[Records]
»»

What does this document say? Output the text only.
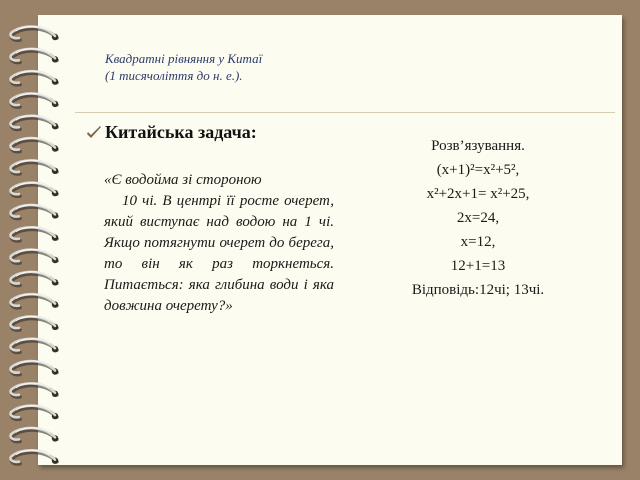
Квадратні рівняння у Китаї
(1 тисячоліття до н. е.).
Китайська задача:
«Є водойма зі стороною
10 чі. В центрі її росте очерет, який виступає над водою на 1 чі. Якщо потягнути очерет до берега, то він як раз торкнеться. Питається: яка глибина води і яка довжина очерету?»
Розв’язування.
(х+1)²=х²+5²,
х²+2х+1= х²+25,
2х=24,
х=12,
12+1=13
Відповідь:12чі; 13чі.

««

## WRITTEN INSTRUCTION:
Output the data exactly. Pictures don't belong in the result.

## THE REPLY:
What does this document say? Output the text only.
Квадратні рівняння у Китаї
(1 тисячоліття до н. е.).
Китайська задача:
«Є водойма зі стороною
10 чі. В центрі її росте очерет, який виступає над водою на 1 чі. Якщо потягнути очерет до берега, то він як раз торкнеться. Питається: яка глибина води і яка довжина очерету?»
Розв’язування.
(х+1)²=х²+5²,
х²+2х+1= х²+25,
2х=24,
х=12,
12+1=13
Відповідь:12чі; 13чі.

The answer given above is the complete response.